Short problem
Repeat the listing word for word. No pictures belong in the copy.
—————
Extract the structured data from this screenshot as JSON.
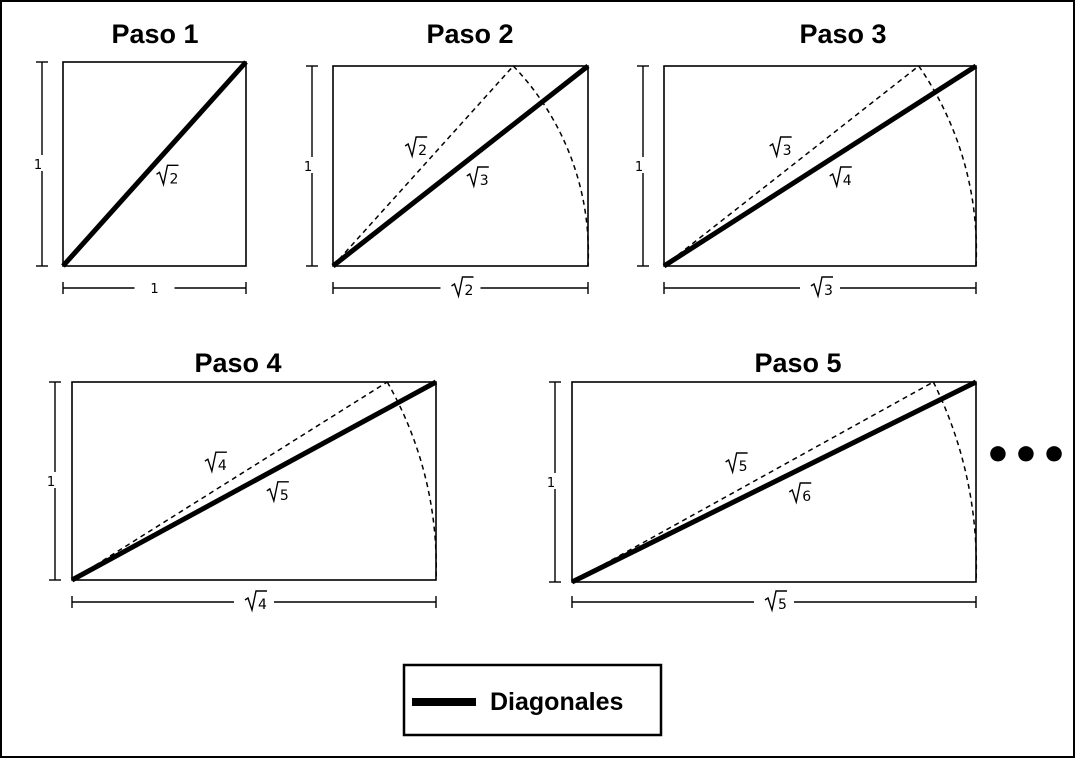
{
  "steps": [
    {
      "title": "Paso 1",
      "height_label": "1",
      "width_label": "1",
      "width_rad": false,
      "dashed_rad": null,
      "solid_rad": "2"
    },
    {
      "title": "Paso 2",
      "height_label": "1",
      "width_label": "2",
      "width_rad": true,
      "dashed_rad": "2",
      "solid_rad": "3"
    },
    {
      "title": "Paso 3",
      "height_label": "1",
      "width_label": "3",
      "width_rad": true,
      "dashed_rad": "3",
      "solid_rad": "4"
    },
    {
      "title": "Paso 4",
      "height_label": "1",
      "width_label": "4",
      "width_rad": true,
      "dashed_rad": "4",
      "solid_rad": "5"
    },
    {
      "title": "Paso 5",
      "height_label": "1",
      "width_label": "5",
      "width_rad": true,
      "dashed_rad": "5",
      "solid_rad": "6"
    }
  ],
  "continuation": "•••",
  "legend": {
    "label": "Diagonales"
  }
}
—————
Answer to the problem
Extract the structured data from this screenshot as JSON.
{
  "steps": [
    {
      "title": "Paso 1",
      "height_label": "1",
      "width_label": "1",
      "width_rad": false,
      "dashed_rad": null,
      "solid_rad": "2"
    },
    {
      "title": "Paso 2",
      "height_label": "1",
      "width_label": "2",
      "width_rad": true,
      "dashed_rad": "2",
      "solid_rad": "3"
    },
    {
      "title": "Paso 3",
      "height_label": "1",
      "width_label": "3",
      "width_rad": true,
      "dashed_rad": "3",
      "solid_rad": "4"
    },
    {
      "title": "Paso 4",
      "height_label": "1",
      "width_label": "4",
      "width_rad": true,
      "dashed_rad": "4",
      "solid_rad": "5"
    },
    {
      "title": "Paso 5",
      "height_label": "1",
      "width_label": "5",
      "width_rad": true,
      "dashed_rad": "5",
      "solid_rad": "6"
    }
  ],
  "continuation": "•••",
  "legend": {
    "label": "Diagonales"
  }
}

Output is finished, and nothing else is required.